What to do: Every line below that holds the string "Engineering" should be copied out.

Dataset rows:

※ ※ ※

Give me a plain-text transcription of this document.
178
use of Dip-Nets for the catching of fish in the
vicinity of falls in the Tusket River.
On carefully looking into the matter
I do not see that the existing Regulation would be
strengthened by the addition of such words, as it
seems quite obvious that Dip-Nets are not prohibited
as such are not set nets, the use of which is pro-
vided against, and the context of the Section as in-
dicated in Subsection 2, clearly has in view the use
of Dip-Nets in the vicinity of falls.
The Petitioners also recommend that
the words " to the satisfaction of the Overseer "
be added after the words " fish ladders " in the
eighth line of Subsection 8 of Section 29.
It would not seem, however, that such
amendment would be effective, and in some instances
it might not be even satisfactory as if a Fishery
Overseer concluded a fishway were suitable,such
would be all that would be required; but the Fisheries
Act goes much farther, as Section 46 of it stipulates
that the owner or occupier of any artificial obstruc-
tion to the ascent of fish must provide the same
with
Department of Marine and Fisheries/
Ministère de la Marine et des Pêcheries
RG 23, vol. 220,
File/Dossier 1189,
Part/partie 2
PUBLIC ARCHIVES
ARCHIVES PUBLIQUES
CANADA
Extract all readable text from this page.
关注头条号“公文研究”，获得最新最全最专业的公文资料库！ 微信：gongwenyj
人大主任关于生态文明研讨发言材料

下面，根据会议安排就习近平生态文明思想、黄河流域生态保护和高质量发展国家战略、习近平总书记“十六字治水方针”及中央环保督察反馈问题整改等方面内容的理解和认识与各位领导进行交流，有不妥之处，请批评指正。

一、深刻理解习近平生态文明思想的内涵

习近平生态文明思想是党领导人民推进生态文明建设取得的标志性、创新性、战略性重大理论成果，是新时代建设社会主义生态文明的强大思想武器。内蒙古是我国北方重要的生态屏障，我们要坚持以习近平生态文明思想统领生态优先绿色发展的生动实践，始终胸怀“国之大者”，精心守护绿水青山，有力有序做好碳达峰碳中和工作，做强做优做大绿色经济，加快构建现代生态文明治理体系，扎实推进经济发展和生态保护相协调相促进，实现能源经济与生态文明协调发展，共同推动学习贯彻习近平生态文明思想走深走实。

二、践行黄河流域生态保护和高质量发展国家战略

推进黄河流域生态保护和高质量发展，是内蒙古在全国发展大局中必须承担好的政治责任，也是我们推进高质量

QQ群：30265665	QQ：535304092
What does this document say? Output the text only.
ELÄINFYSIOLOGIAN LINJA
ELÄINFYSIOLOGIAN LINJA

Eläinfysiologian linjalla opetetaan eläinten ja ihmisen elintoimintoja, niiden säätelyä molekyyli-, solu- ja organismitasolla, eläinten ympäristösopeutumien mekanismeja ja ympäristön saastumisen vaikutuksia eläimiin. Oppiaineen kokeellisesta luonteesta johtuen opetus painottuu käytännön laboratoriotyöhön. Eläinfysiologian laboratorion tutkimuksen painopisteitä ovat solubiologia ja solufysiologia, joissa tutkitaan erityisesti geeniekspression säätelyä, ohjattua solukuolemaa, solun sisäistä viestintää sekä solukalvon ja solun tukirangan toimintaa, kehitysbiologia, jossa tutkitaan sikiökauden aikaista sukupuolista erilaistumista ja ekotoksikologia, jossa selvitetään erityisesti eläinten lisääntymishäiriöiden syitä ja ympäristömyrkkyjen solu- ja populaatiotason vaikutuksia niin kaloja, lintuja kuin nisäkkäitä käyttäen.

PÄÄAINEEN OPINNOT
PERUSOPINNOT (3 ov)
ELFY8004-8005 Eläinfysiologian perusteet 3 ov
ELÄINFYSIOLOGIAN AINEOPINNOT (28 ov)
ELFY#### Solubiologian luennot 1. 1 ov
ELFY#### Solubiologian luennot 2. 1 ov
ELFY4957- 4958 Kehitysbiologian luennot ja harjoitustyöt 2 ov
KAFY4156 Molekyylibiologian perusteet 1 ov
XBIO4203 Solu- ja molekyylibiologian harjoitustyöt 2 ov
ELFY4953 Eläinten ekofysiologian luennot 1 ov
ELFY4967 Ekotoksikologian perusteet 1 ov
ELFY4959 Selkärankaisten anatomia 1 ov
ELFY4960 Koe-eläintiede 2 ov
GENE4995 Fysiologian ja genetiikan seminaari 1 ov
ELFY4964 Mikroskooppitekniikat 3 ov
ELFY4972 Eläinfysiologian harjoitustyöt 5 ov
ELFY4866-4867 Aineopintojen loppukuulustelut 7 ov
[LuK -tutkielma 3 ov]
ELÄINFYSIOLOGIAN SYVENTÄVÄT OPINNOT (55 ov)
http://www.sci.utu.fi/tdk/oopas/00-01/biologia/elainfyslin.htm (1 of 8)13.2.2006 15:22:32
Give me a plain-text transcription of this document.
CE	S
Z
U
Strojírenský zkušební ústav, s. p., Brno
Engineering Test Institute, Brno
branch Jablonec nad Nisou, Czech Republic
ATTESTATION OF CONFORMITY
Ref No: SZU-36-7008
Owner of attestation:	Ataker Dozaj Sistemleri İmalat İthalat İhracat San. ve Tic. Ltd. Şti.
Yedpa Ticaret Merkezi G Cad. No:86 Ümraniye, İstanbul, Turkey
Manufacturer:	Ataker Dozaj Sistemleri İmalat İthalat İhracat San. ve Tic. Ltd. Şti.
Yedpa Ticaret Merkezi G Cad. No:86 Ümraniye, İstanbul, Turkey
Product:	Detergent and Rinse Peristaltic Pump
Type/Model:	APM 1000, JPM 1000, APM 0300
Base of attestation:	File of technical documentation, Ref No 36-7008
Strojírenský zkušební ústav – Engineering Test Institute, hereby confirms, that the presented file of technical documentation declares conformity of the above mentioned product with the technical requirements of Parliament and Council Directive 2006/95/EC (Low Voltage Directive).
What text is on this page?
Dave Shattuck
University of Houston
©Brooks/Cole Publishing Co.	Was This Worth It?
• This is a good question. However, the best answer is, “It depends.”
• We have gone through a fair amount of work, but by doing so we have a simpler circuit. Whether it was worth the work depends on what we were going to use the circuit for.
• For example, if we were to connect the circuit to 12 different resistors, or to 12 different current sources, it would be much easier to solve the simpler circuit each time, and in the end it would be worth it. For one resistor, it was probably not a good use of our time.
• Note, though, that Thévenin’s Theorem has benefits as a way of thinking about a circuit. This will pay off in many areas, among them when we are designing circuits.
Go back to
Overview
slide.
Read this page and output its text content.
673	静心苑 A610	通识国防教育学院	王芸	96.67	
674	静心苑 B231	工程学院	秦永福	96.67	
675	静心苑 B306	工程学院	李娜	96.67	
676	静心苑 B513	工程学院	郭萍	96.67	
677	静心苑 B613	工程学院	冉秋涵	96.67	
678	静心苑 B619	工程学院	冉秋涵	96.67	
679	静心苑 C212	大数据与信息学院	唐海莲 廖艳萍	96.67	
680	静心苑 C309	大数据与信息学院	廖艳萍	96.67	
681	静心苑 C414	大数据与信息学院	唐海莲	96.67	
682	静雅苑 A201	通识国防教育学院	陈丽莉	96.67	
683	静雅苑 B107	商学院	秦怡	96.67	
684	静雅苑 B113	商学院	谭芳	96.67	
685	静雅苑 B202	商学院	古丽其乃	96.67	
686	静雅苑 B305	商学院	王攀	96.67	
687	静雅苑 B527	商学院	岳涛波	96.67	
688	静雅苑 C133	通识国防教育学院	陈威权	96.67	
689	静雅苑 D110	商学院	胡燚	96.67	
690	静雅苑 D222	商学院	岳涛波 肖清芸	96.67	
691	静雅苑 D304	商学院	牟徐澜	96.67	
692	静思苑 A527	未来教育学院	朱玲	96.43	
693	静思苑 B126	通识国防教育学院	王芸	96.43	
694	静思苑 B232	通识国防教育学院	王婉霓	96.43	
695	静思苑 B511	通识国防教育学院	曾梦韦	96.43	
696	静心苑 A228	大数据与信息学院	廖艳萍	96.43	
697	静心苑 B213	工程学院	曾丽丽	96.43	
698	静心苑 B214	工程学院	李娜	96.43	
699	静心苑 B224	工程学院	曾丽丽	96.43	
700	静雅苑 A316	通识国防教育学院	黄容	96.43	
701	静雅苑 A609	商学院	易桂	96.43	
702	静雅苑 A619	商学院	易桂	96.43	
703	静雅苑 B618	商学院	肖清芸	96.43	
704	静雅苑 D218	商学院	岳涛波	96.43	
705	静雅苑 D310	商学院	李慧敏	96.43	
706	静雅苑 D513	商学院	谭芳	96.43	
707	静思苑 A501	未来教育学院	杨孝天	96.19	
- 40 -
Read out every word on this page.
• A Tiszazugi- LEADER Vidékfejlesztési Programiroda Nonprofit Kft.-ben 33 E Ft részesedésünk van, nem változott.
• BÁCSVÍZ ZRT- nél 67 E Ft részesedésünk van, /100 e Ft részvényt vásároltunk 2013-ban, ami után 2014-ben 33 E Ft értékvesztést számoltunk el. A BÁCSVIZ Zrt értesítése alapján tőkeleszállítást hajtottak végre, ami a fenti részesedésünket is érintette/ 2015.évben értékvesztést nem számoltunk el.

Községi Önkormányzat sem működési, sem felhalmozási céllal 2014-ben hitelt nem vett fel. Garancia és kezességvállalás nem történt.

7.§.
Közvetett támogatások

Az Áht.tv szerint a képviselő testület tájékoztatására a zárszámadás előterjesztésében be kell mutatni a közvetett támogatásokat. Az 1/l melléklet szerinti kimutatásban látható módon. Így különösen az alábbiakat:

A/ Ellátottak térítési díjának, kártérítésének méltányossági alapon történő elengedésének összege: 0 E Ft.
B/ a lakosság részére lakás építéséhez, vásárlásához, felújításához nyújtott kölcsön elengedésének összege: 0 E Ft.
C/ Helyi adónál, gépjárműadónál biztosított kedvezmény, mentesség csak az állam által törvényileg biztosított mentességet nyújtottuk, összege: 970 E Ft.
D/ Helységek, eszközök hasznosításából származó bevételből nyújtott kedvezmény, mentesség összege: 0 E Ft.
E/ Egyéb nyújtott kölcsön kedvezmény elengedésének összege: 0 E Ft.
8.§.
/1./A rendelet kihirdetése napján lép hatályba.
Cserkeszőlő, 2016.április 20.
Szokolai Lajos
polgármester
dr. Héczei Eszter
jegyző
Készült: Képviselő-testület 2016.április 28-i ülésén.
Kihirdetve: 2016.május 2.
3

※ ※ ※

Completed task:
Engineering Test Institute, Brno
Strojírenský zkušební ústav – Engineering Test Institute, hereby confirms, that the presented file of technical documentation declares conformity of the above mentioned product with the technical requirements of Parliament and Council Directive 2006/95/EC (Low Voltage Directive).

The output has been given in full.